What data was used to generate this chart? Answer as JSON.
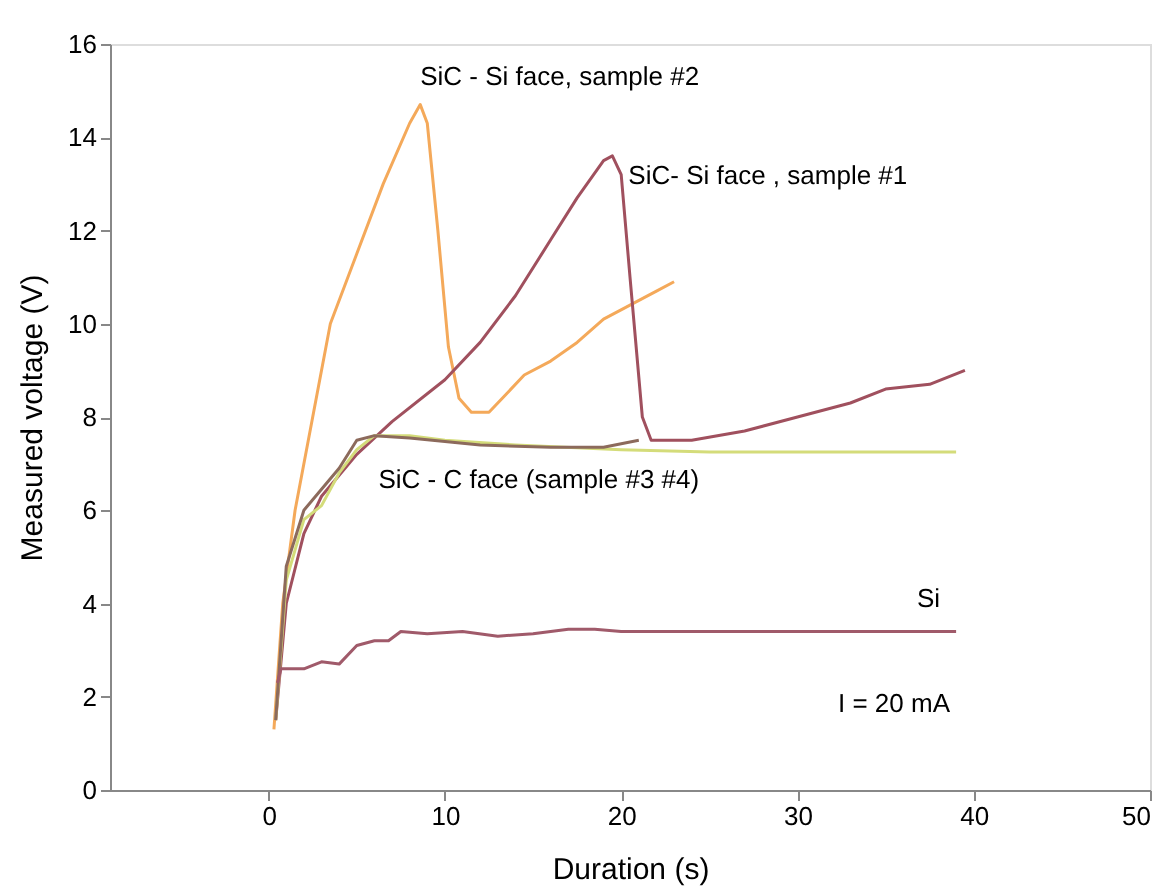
{
  "chart_data": {
    "type": "line",
    "xlabel": "Duration (s)",
    "ylabel": "Measured voltage (V)",
    "xlim": [
      -9,
      50
    ],
    "xticks": [
      0,
      10,
      20,
      30,
      40,
      50
    ],
    "ylim": [
      0,
      16
    ],
    "yticks": [
      0,
      2,
      4,
      6,
      8,
      10,
      12,
      14,
      16
    ],
    "grid": false,
    "marker": "none",
    "line_style": "solid",
    "series": [
      {
        "name": "SiC - Si face, sample #2",
        "color": "#f4a95a",
        "x": [
          0.3,
          0.8,
          1.5,
          2.5,
          3.5,
          5,
          6.5,
          8,
          8.6,
          9,
          9.6,
          10.2,
          10.8,
          11.5,
          12.5,
          13.5,
          14.5,
          16,
          17.5,
          19,
          20.5,
          22,
          23
        ],
        "values": [
          1.3,
          4,
          6,
          8,
          10,
          11.5,
          13,
          14.3,
          14.7,
          14.3,
          12,
          9.5,
          8.4,
          8.1,
          8.1,
          8.5,
          8.9,
          9.2,
          9.6,
          10.1,
          10.4,
          10.7,
          10.9
        ]
      },
      {
        "name": "SiC- Si face , sample #1",
        "color": "#a0505e",
        "x": [
          0.4,
          1,
          2,
          3,
          5,
          7,
          10,
          12,
          14,
          16,
          17.5,
          19,
          19.5,
          20,
          20.5,
          21.2,
          21.7,
          24,
          27,
          30,
          33,
          35,
          37.5,
          39.5
        ],
        "values": [
          1.5,
          4,
          5.5,
          6.3,
          7.2,
          7.9,
          8.8,
          9.6,
          10.6,
          11.8,
          12.7,
          13.5,
          13.6,
          13.2,
          11,
          8,
          7.5,
          7.5,
          7.7,
          8,
          8.3,
          8.6,
          8.7,
          9
        ]
      },
      {
        "name": "SiC - C face (sample #3 #4)",
        "color": "#d4dc7a",
        "x": [
          0.4,
          1,
          2,
          3,
          4,
          5,
          6,
          8,
          10,
          14,
          20,
          25,
          39
        ],
        "values": [
          1.5,
          4.5,
          5.8,
          6.1,
          6.8,
          7.3,
          7.6,
          7.6,
          7.5,
          7.4,
          7.3,
          7.25,
          7.25
        ]
      },
      {
        "color": "#8c6a5c",
        "x": [
          0.4,
          1,
          2,
          4,
          5,
          6,
          8,
          12,
          16,
          19,
          21
        ],
        "values": [
          1.5,
          4.8,
          6,
          6.9,
          7.5,
          7.6,
          7.55,
          7.4,
          7.35,
          7.35,
          7.5
        ]
      },
      {
        "name": "Si",
        "color": "#a05a6a",
        "x": [
          0.5,
          0.7,
          2,
          3,
          4,
          5,
          6,
          6.8,
          7.5,
          9,
          11,
          13,
          15,
          17,
          18.5,
          20,
          39
        ],
        "values": [
          2.3,
          2.6,
          2.6,
          2.75,
          2.7,
          3.1,
          3.2,
          3.2,
          3.4,
          3.35,
          3.4,
          3.3,
          3.35,
          3.45,
          3.45,
          3.4,
          3.4
        ]
      }
    ],
    "annotations": [
      "I = 20 mA"
    ]
  }
}
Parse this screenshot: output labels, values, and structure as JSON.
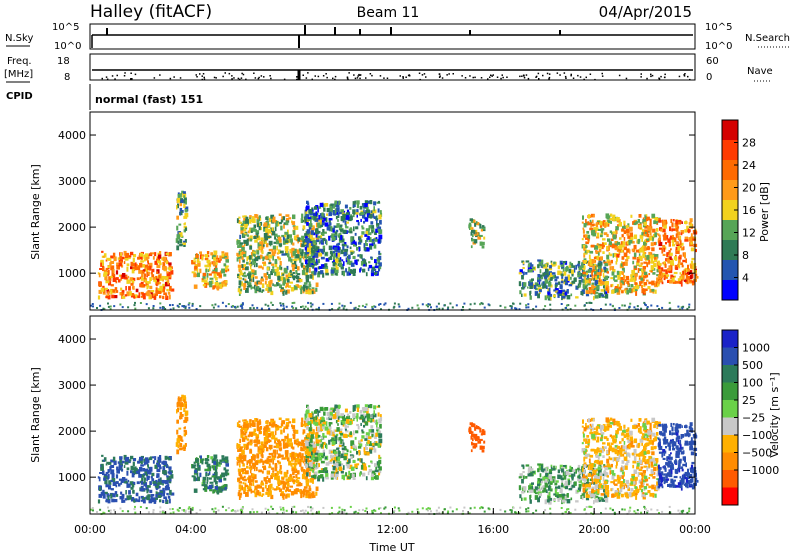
{
  "header": {
    "station": "Halley (fitACF)",
    "beam": "Beam 11",
    "date": "04/Apr/2015"
  },
  "panels": {
    "nsky": {
      "label": "N.Sky",
      "right_label": "N.Search",
      "left_ticks": [
        "10^5",
        "10^0"
      ],
      "right_ticks": [
        "10^5",
        "10^0"
      ]
    },
    "freq": {
      "label_lines": [
        "Freq.",
        "[MHz]"
      ],
      "left_ticks": [
        "18",
        "8"
      ],
      "right_label": "Nave",
      "right_ticks": [
        "60",
        "0"
      ]
    },
    "cpid": {
      "label": "CPID",
      "text": "normal (fast) 151"
    }
  },
  "colors": {
    "power_scale": [
      "#0000ff",
      "#2455b0",
      "#2f7a55",
      "#57a557",
      "#f2d21e",
      "#ff9a19",
      "#ff6a00",
      "#ff3a00",
      "#d40000"
    ],
    "velocity_scale": [
      "#ff0000",
      "#ff5a00",
      "#ff8c00",
      "#ffb000",
      "#c8c8c8",
      "#6ad148",
      "#3a9b3a",
      "#2c7a5a",
      "#2a4fb0",
      "#1a22c8"
    ],
    "frame": "#000000"
  },
  "chart_data": [
    {
      "type": "heatmap",
      "panel": "power",
      "title": "",
      "ylabel": "Slant Range [km]",
      "yticks": [
        "1000",
        "2000",
        "3000",
        "4000"
      ],
      "ylim": [
        200,
        4500
      ],
      "xlim_hours": [
        0,
        24
      ],
      "colorbar": {
        "label": "Power [dB]",
        "ticks": [
          "4",
          "8",
          "12",
          "16",
          "20",
          "24",
          "28"
        ],
        "range": [
          0,
          32
        ]
      },
      "echo_regions": [
        {
          "t_start": 0.3,
          "t_end": 3.2,
          "r_min": 500,
          "r_max": 1500,
          "power_db": 22
        },
        {
          "t_start": 3.4,
          "t_end": 3.8,
          "r_min": 1600,
          "r_max": 2800,
          "power_db": 12
        },
        {
          "t_start": 4.0,
          "t_end": 5.4,
          "r_min": 700,
          "r_max": 1500,
          "power_db": 18
        },
        {
          "t_start": 5.8,
          "t_end": 9.0,
          "r_min": 600,
          "r_max": 2300,
          "power_db": 14
        },
        {
          "t_start": 8.5,
          "t_end": 11.5,
          "r_min": 1000,
          "r_max": 2600,
          "power_db": 8
        },
        {
          "t_start": 15.0,
          "t_end": 15.6,
          "r_min": 1600,
          "r_max": 2200,
          "power_db": 14
        },
        {
          "t_start": 17.0,
          "t_end": 20.5,
          "r_min": 500,
          "r_max": 1300,
          "power_db": 10
        },
        {
          "t_start": 19.5,
          "t_end": 22.5,
          "r_min": 600,
          "r_max": 2300,
          "power_db": 18
        },
        {
          "t_start": 22.5,
          "t_end": 24.0,
          "r_min": 800,
          "r_max": 2200,
          "power_db": 22
        }
      ]
    },
    {
      "type": "heatmap",
      "panel": "velocity",
      "title": "",
      "ylabel": "Slant Range [km]",
      "yticks": [
        "1000",
        "2000",
        "3000",
        "4000"
      ],
      "ylim": [
        200,
        4500
      ],
      "xlim_hours": [
        0,
        24
      ],
      "xticks": [
        "00:00",
        "04:00",
        "08:00",
        "12:00",
        "16:00",
        "20:00",
        "00:00"
      ],
      "xlabel": "Time UT",
      "colorbar": {
        "label": "Velocity [m s⁻¹]",
        "ticks": [
          "1000",
          "500",
          "100",
          "25",
          "−25",
          "−100",
          "−500",
          "−1000"
        ]
      },
      "echo_regions": [
        {
          "t_start": 0.3,
          "t_end": 3.2,
          "r_min": 500,
          "r_max": 1500,
          "velocity": 300
        },
        {
          "t_start": 3.4,
          "t_end": 3.8,
          "r_min": 1600,
          "r_max": 2800,
          "velocity": -300
        },
        {
          "t_start": 4.0,
          "t_end": 5.4,
          "r_min": 700,
          "r_max": 1500,
          "velocity": 150
        },
        {
          "t_start": 5.8,
          "t_end": 9.0,
          "r_min": 600,
          "r_max": 2300,
          "velocity": -300
        },
        {
          "t_start": 8.5,
          "t_end": 11.5,
          "r_min": 1000,
          "r_max": 2600,
          "velocity": 0
        },
        {
          "t_start": 15.0,
          "t_end": 15.6,
          "r_min": 1600,
          "r_max": 2200,
          "velocity": -700
        },
        {
          "t_start": 17.0,
          "t_end": 20.5,
          "r_min": 500,
          "r_max": 1300,
          "velocity": 60
        },
        {
          "t_start": 19.5,
          "t_end": 22.5,
          "r_min": 600,
          "r_max": 2300,
          "velocity": -150
        },
        {
          "t_start": 22.5,
          "t_end": 24.0,
          "r_min": 800,
          "r_max": 2200,
          "velocity": 400
        }
      ]
    }
  ]
}
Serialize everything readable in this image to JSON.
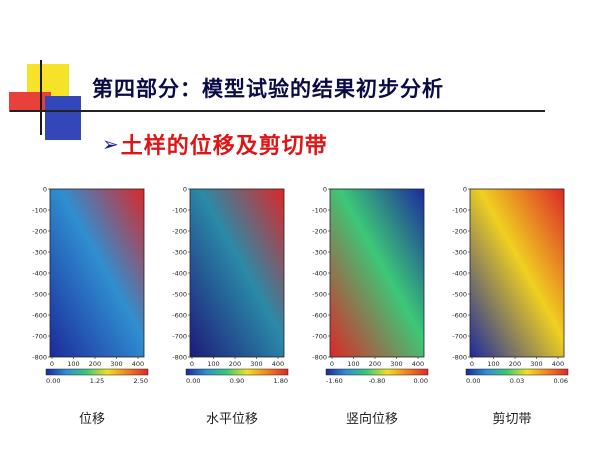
{
  "slide": {
    "title": "第四部分：模型试验的结果初步分析",
    "subtitle": "土样的位移及剪切带"
  },
  "panels": [
    {
      "caption": "位移",
      "y_ticks": [
        "0",
        "-100",
        "-200",
        "-300",
        "-400",
        "-500",
        "-600",
        "-700",
        "-800"
      ],
      "x_ticks": [
        "0",
        "100",
        "200",
        "300",
        "400"
      ],
      "colorbar_labels": [
        "0.00",
        "1.25",
        "2.50"
      ],
      "colors": {
        "low": "#1c2a9c",
        "mid": "#2f8fd0",
        "high": "#dc2828"
      }
    },
    {
      "caption": "水平位移",
      "y_ticks": [
        "0",
        "-100",
        "-200",
        "-300",
        "-400",
        "-500",
        "-600",
        "-700",
        "-800"
      ],
      "x_ticks": [
        "0",
        "100",
        "200",
        "300",
        "400"
      ],
      "colorbar_labels": [
        "0.00",
        "0.90",
        "1.80"
      ],
      "colors": {
        "low": "#1e1a7a",
        "mid": "#2a8aa8",
        "high": "#dc2828"
      }
    },
    {
      "caption": "竖向位移",
      "y_ticks": [
        "0",
        "-100",
        "-200",
        "-300",
        "-400",
        "-500",
        "-600",
        "-700",
        "-800"
      ],
      "x_ticks": [
        "0",
        "100",
        "200",
        "300",
        "400"
      ],
      "colorbar_labels": [
        "-1.60",
        "-0.80",
        "0.00"
      ],
      "colors": {
        "low": "#dc2828",
        "mid": "#3cc878",
        "high": "#1c2a9c"
      }
    },
    {
      "caption": "剪切带",
      "y_ticks": [
        "0",
        "-100",
        "-200",
        "-300",
        "-400",
        "-500",
        "-600",
        "-700",
        "-800"
      ],
      "x_ticks": [
        "0",
        "100",
        "200",
        "300",
        "400"
      ],
      "colorbar_labels": [
        "0.00",
        "0.03",
        "0.06"
      ],
      "colors": {
        "low": "#1c2a9c",
        "mid": "#f0d020",
        "high": "#dc2828"
      }
    }
  ]
}
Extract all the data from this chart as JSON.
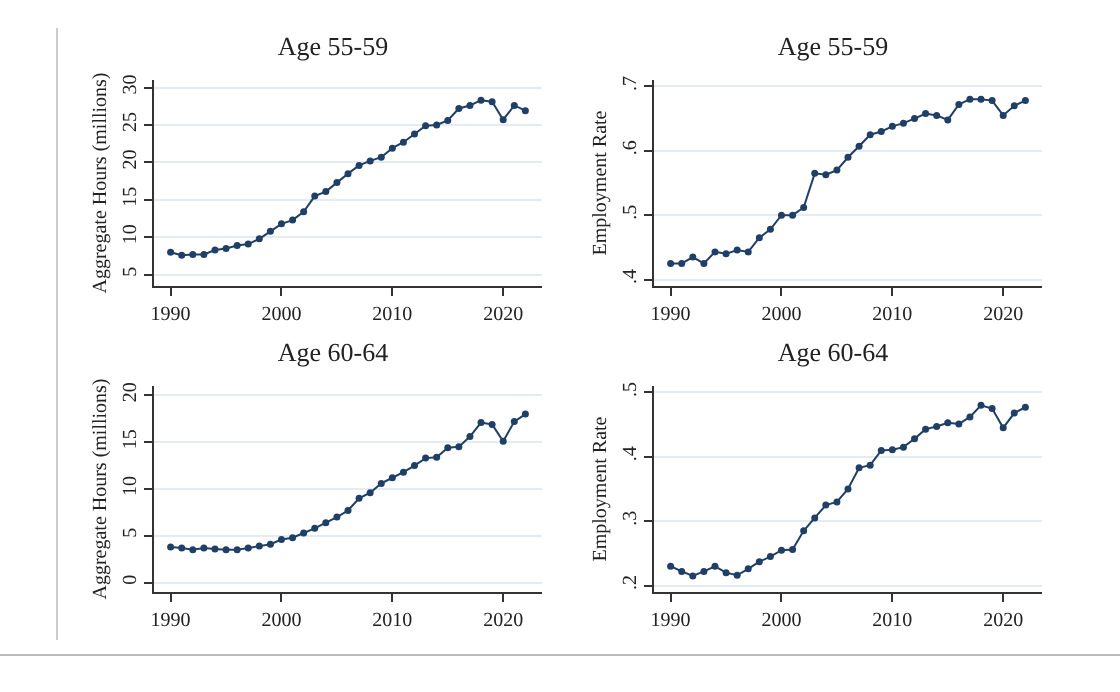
{
  "chart_data": [
    {
      "type": "line",
      "title": "Age 55-59",
      "ylabel": "Aggregate Hours (millions)",
      "x": [
        1990,
        1991,
        1992,
        1993,
        1994,
        1995,
        1996,
        1997,
        1998,
        1999,
        2000,
        2001,
        2002,
        2003,
        2004,
        2005,
        2006,
        2007,
        2008,
        2009,
        2010,
        2011,
        2012,
        2013,
        2014,
        2015,
        2016,
        2017,
        2018,
        2019,
        2020,
        2021,
        2022
      ],
      "series": [
        {
          "color": "#1f3f66",
          "values": [
            8,
            7.6,
            7.7,
            7.7,
            8.3,
            8.5,
            8.9,
            9.1,
            9.8,
            10.8,
            11.8,
            12.3,
            13.4,
            15.5,
            16.1,
            17.3,
            18.5,
            19.6,
            20.2,
            20.7,
            21.9,
            22.7,
            23.8,
            24.9,
            25.0,
            25.6,
            27.2,
            27.6,
            28.3,
            28.1,
            25.7,
            27.6,
            26.9
          ]
        }
      ],
      "xlim": [
        1988.5,
        2023.5
      ],
      "xticks": [
        1990,
        2000,
        2010,
        2020
      ],
      "ylim": [
        3.5,
        31
      ],
      "yticks": [
        5,
        10,
        15,
        20,
        25,
        30
      ],
      "grid": "y",
      "marker": "circle",
      "line_style": "solid"
    },
    {
      "type": "line",
      "title": "Age 55-59",
      "ylabel": "Employment Rate",
      "x": [
        1990,
        1991,
        1992,
        1993,
        1994,
        1995,
        1996,
        1997,
        1998,
        1999,
        2000,
        2001,
        2002,
        2003,
        2004,
        2005,
        2006,
        2007,
        2008,
        2009,
        2010,
        2011,
        2012,
        2013,
        2014,
        2015,
        2016,
        2017,
        2018,
        2019,
        2020,
        2021,
        2022
      ],
      "series": [
        {
          "color": "#1f3f66",
          "values": [
            0.425,
            0.425,
            0.435,
            0.425,
            0.443,
            0.44,
            0.446,
            0.443,
            0.465,
            0.478,
            0.5,
            0.5,
            0.512,
            0.565,
            0.563,
            0.57,
            0.59,
            0.607,
            0.625,
            0.63,
            0.638,
            0.643,
            0.65,
            0.658,
            0.655,
            0.648,
            0.672,
            0.68,
            0.68,
            0.678,
            0.655,
            0.67,
            0.678
          ]
        }
      ],
      "xlim": [
        1988.5,
        2023.5
      ],
      "xticks": [
        1990,
        2000,
        2010,
        2020
      ],
      "ylim": [
        0.39,
        0.71
      ],
      "yticks": [
        {
          "value": 0.4,
          "label": ".4"
        },
        {
          "value": 0.5,
          "label": ".5"
        },
        {
          "value": 0.6,
          "label": ".6"
        },
        {
          "value": 0.7,
          "label": ".7"
        }
      ],
      "grid": "y",
      "marker": "circle",
      "line_style": "solid"
    },
    {
      "type": "line",
      "title": "Age 60-64",
      "ylabel": "Aggregate Hours (millions)",
      "x": [
        1990,
        1991,
        1992,
        1993,
        1994,
        1995,
        1996,
        1997,
        1998,
        1999,
        2000,
        2001,
        2002,
        2003,
        2004,
        2005,
        2006,
        2007,
        2008,
        2009,
        2010,
        2011,
        2012,
        2013,
        2014,
        2015,
        2016,
        2017,
        2018,
        2019,
        2020,
        2021,
        2022
      ],
      "series": [
        {
          "color": "#1f3f66",
          "values": [
            3.8,
            3.7,
            3.5,
            3.7,
            3.6,
            3.5,
            3.5,
            3.7,
            3.9,
            4.1,
            4.6,
            4.8,
            5.3,
            5.8,
            6.4,
            7.0,
            7.7,
            9.0,
            9.6,
            10.6,
            11.2,
            11.8,
            12.5,
            13.3,
            13.4,
            14.4,
            14.5,
            15.6,
            17.1,
            16.9,
            15.1,
            17.2,
            18.0
          ]
        }
      ],
      "xlim": [
        1988.5,
        2023.5
      ],
      "xticks": [
        1990,
        2000,
        2010,
        2020
      ],
      "ylim": [
        -1,
        21
      ],
      "yticks": [
        0,
        5,
        10,
        15,
        20
      ],
      "grid": "y",
      "marker": "circle",
      "line_style": "solid"
    },
    {
      "type": "line",
      "title": "Age 60-64",
      "ylabel": "Employment Rate",
      "x": [
        1990,
        1991,
        1992,
        1993,
        1994,
        1995,
        1996,
        1997,
        1998,
        1999,
        2000,
        2001,
        2002,
        2003,
        2004,
        2005,
        2006,
        2007,
        2008,
        2009,
        2010,
        2011,
        2012,
        2013,
        2014,
        2015,
        2016,
        2017,
        2018,
        2019,
        2020,
        2021,
        2022
      ],
      "series": [
        {
          "color": "#1f3f66",
          "values": [
            0.23,
            0.222,
            0.215,
            0.222,
            0.23,
            0.22,
            0.216,
            0.226,
            0.237,
            0.245,
            0.255,
            0.256,
            0.285,
            0.305,
            0.325,
            0.33,
            0.35,
            0.383,
            0.387,
            0.41,
            0.411,
            0.415,
            0.428,
            0.443,
            0.447,
            0.453,
            0.451,
            0.462,
            0.48,
            0.475,
            0.445,
            0.468,
            0.477
          ]
        }
      ],
      "xlim": [
        1988.5,
        2023.5
      ],
      "xticks": [
        1990,
        2000,
        2010,
        2020
      ],
      "ylim": [
        0.19,
        0.51
      ],
      "yticks": [
        {
          "value": 0.2,
          "label": ".2"
        },
        {
          "value": 0.3,
          "label": ".3"
        },
        {
          "value": 0.4,
          "label": ".4"
        },
        {
          "value": 0.5,
          "label": ".5"
        }
      ],
      "grid": "y",
      "marker": "circle",
      "line_style": "solid"
    }
  ]
}
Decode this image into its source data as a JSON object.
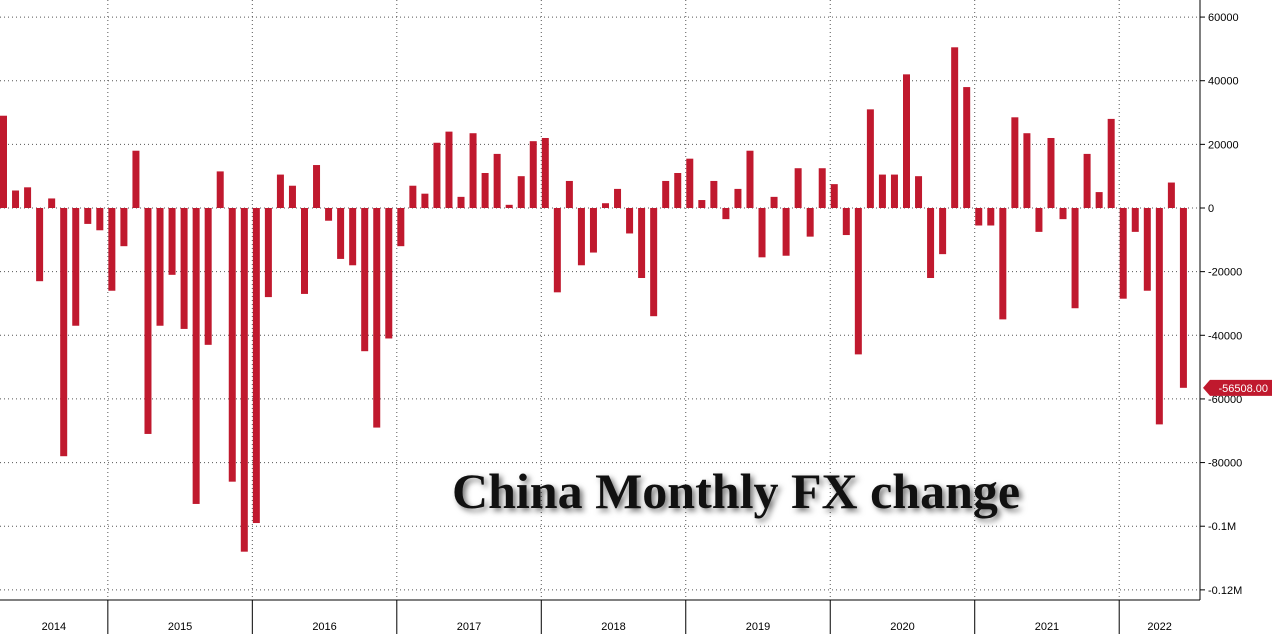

---+---

# Task instructions
Going through the data, tally the lines containing "caption" and report only the result.

# Solved problem
4